:: JOB ::
Transcribe the material below exactly as it appears.
——
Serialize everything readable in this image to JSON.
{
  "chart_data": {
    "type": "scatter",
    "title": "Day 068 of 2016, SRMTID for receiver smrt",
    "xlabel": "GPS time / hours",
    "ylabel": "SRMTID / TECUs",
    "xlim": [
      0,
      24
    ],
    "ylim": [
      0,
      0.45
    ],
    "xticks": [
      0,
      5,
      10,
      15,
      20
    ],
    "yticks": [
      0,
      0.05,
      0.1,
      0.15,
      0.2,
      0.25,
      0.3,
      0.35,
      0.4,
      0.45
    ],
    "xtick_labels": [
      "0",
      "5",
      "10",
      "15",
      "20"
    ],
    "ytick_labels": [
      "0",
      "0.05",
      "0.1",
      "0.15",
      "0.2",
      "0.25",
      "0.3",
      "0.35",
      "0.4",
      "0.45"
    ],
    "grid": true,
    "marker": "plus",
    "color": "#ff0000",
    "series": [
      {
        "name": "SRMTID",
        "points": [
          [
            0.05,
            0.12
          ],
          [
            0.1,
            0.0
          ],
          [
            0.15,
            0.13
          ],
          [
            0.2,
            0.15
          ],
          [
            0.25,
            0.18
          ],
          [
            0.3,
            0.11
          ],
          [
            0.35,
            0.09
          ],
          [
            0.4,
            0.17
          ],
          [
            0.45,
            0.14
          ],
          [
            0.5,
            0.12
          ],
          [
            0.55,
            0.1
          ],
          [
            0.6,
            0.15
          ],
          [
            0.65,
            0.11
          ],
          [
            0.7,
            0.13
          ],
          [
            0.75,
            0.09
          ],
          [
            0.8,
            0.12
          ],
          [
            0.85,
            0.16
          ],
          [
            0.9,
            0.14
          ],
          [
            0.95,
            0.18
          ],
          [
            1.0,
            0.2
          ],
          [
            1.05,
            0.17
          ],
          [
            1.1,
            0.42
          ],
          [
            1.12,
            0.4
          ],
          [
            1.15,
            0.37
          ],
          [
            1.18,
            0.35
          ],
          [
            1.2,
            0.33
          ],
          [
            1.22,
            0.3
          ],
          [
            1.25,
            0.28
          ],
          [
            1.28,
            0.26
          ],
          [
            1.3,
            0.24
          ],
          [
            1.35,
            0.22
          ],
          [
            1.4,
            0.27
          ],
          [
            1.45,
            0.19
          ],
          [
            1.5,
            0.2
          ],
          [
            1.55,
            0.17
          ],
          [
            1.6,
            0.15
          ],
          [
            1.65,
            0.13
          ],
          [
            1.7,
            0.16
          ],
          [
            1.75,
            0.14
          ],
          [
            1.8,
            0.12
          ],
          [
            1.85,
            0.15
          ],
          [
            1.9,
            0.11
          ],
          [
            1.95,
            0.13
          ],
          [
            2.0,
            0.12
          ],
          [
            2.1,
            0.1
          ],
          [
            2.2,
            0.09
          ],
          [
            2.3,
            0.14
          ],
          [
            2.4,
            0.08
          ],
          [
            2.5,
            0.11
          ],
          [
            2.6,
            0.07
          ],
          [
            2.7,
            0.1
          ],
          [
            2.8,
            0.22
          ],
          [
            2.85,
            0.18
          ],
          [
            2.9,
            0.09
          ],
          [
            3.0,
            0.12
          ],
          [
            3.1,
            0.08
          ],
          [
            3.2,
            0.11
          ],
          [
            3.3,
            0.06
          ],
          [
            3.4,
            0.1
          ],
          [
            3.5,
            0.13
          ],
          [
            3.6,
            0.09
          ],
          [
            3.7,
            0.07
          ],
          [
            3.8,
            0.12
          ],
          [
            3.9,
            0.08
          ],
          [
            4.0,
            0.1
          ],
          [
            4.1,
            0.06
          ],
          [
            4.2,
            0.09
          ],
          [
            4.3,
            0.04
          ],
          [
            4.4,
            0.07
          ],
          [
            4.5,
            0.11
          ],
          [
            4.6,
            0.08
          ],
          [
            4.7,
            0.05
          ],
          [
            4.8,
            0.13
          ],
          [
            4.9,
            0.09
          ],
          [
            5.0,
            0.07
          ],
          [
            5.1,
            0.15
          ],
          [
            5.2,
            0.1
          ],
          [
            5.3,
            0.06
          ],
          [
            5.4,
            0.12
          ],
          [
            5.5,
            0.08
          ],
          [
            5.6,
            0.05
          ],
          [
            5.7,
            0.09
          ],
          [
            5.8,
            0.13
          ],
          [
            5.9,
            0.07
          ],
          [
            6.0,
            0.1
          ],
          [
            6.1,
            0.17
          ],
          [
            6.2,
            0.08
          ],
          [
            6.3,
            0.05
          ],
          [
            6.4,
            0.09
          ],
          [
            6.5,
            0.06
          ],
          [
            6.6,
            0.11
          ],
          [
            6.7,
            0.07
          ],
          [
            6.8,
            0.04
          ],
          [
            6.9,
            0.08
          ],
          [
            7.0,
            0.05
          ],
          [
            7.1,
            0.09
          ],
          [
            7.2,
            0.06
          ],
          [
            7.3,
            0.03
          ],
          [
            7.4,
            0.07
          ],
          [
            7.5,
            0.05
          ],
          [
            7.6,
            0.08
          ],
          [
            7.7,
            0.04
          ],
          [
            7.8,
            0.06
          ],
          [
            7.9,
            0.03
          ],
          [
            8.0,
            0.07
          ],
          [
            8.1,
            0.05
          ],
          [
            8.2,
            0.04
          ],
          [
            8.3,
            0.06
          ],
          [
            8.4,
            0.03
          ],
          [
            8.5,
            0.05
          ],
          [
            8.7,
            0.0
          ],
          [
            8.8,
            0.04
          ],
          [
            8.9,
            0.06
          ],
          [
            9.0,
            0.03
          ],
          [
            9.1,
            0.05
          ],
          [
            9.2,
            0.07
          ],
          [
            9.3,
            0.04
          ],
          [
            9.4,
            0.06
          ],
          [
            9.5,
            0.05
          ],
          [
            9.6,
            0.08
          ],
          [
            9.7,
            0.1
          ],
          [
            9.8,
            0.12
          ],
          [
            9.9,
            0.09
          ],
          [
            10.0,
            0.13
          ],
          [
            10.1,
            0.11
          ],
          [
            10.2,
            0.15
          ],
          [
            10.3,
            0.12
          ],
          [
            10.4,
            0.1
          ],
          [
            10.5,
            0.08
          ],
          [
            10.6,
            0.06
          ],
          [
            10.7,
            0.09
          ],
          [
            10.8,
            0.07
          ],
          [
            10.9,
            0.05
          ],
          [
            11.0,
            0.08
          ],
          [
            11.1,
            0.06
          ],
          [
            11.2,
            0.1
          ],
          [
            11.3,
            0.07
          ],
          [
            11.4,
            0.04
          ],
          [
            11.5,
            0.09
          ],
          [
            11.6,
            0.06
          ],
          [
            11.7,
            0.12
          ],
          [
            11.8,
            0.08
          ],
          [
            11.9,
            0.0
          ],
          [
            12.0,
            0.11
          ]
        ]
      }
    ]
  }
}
——
:: EXERCISE SOLUTION ::
Serialize everything readable in this image to JSON.
{
  "chart_data": {
    "type": "scatter",
    "title": "Day 068 of 2016, SRMTID for receiver smrt",
    "xlabel": "GPS time / hours",
    "ylabel": "SRMTID / TECUs",
    "xlim": [
      0,
      24
    ],
    "ylim": [
      0,
      0.45
    ],
    "xticks": [
      0,
      5,
      10,
      15,
      20
    ],
    "yticks": [
      0,
      0.05,
      0.1,
      0.15,
      0.2,
      0.25,
      0.3,
      0.35,
      0.4,
      0.45
    ],
    "xtick_labels": [
      "0",
      "5",
      "10",
      "15",
      "20"
    ],
    "ytick_labels": [
      "0",
      "0.05",
      "0.1",
      "0.15",
      "0.2",
      "0.25",
      "0.3",
      "0.35",
      "0.4",
      "0.45"
    ],
    "grid": true,
    "marker": "plus",
    "color": "#ff0000",
    "series": [
      {
        "name": "SRMTID",
        "points": [
          [
            0.05,
            0.12
          ],
          [
            0.1,
            0.0
          ],
          [
            0.15,
            0.13
          ],
          [
            0.2,
            0.15
          ],
          [
            0.25,
            0.18
          ],
          [
            0.3,
            0.11
          ],
          [
            0.35,
            0.09
          ],
          [
            0.4,
            0.17
          ],
          [
            0.45,
            0.14
          ],
          [
            0.5,
            0.12
          ],
          [
            0.55,
            0.1
          ],
          [
            0.6,
            0.15
          ],
          [
            0.65,
            0.11
          ],
          [
            0.7,
            0.13
          ],
          [
            0.75,
            0.09
          ],
          [
            0.8,
            0.12
          ],
          [
            0.85,
            0.16
          ],
          [
            0.9,
            0.14
          ],
          [
            0.95,
            0.18
          ],
          [
            1.0,
            0.2
          ],
          [
            1.05,
            0.17
          ],
          [
            1.1,
            0.42
          ],
          [
            1.12,
            0.4
          ],
          [
            1.15,
            0.37
          ],
          [
            1.18,
            0.35
          ],
          [
            1.2,
            0.33
          ],
          [
            1.22,
            0.3
          ],
          [
            1.25,
            0.28
          ],
          [
            1.28,
            0.26
          ],
          [
            1.3,
            0.24
          ],
          [
            1.35,
            0.22
          ],
          [
            1.4,
            0.27
          ],
          [
            1.45,
            0.19
          ],
          [
            1.5,
            0.2
          ],
          [
            1.55,
            0.17
          ],
          [
            1.6,
            0.15
          ],
          [
            1.65,
            0.13
          ],
          [
            1.7,
            0.16
          ],
          [
            1.75,
            0.14
          ],
          [
            1.8,
            0.12
          ],
          [
            1.85,
            0.15
          ],
          [
            1.9,
            0.11
          ],
          [
            1.95,
            0.13
          ],
          [
            2.0,
            0.12
          ],
          [
            2.1,
            0.1
          ],
          [
            2.2,
            0.09
          ],
          [
            2.3,
            0.14
          ],
          [
            2.4,
            0.08
          ],
          [
            2.5,
            0.11
          ],
          [
            2.6,
            0.07
          ],
          [
            2.7,
            0.1
          ],
          [
            2.8,
            0.22
          ],
          [
            2.85,
            0.18
          ],
          [
            2.9,
            0.09
          ],
          [
            3.0,
            0.12
          ],
          [
            3.1,
            0.08
          ],
          [
            3.2,
            0.11
          ],
          [
            3.3,
            0.06
          ],
          [
            3.4,
            0.1
          ],
          [
            3.5,
            0.13
          ],
          [
            3.6,
            0.09
          ],
          [
            3.7,
            0.07
          ],
          [
            3.8,
            0.12
          ],
          [
            3.9,
            0.08
          ],
          [
            4.0,
            0.1
          ],
          [
            4.1,
            0.06
          ],
          [
            4.2,
            0.09
          ],
          [
            4.3,
            0.04
          ],
          [
            4.4,
            0.07
          ],
          [
            4.5,
            0.11
          ],
          [
            4.6,
            0.08
          ],
          [
            4.7,
            0.05
          ],
          [
            4.8,
            0.13
          ],
          [
            4.9,
            0.09
          ],
          [
            5.0,
            0.07
          ],
          [
            5.1,
            0.15
          ],
          [
            5.2,
            0.1
          ],
          [
            5.3,
            0.06
          ],
          [
            5.4,
            0.12
          ],
          [
            5.5,
            0.08
          ],
          [
            5.6,
            0.05
          ],
          [
            5.7,
            0.09
          ],
          [
            5.8,
            0.13
          ],
          [
            5.9,
            0.07
          ],
          [
            6.0,
            0.1
          ],
          [
            6.1,
            0.17
          ],
          [
            6.2,
            0.08
          ],
          [
            6.3,
            0.05
          ],
          [
            6.4,
            0.09
          ],
          [
            6.5,
            0.06
          ],
          [
            6.6,
            0.11
          ],
          [
            6.7,
            0.07
          ],
          [
            6.8,
            0.04
          ],
          [
            6.9,
            0.08
          ],
          [
            7.0,
            0.05
          ],
          [
            7.1,
            0.09
          ],
          [
            7.2,
            0.06
          ],
          [
            7.3,
            0.03
          ],
          [
            7.4,
            0.07
          ],
          [
            7.5,
            0.05
          ],
          [
            7.6,
            0.08
          ],
          [
            7.7,
            0.04
          ],
          [
            7.8,
            0.06
          ],
          [
            7.9,
            0.03
          ],
          [
            8.0,
            0.07
          ],
          [
            8.1,
            0.05
          ],
          [
            8.2,
            0.04
          ],
          [
            8.3,
            0.06
          ],
          [
            8.4,
            0.03
          ],
          [
            8.5,
            0.05
          ],
          [
            8.7,
            0.0
          ],
          [
            8.8,
            0.04
          ],
          [
            8.9,
            0.06
          ],
          [
            9.0,
            0.03
          ],
          [
            9.1,
            0.05
          ],
          [
            9.2,
            0.07
          ],
          [
            9.3,
            0.04
          ],
          [
            9.4,
            0.06
          ],
          [
            9.5,
            0.05
          ],
          [
            9.6,
            0.08
          ],
          [
            9.7,
            0.1
          ],
          [
            9.8,
            0.12
          ],
          [
            9.9,
            0.09
          ],
          [
            10.0,
            0.13
          ],
          [
            10.1,
            0.11
          ],
          [
            10.2,
            0.15
          ],
          [
            10.3,
            0.12
          ],
          [
            10.4,
            0.1
          ],
          [
            10.5,
            0.08
          ],
          [
            10.6,
            0.06
          ],
          [
            10.7,
            0.09
          ],
          [
            10.8,
            0.07
          ],
          [
            10.9,
            0.05
          ],
          [
            11.0,
            0.08
          ],
          [
            11.1,
            0.06
          ],
          [
            11.2,
            0.1
          ],
          [
            11.3,
            0.07
          ],
          [
            11.4,
            0.04
          ],
          [
            11.5,
            0.09
          ],
          [
            11.6,
            0.06
          ],
          [
            11.7,
            0.12
          ],
          [
            11.8,
            0.08
          ],
          [
            11.9,
            0.0
          ],
          [
            12.0,
            0.11
          ]
        ]
      }
    ]
  }
}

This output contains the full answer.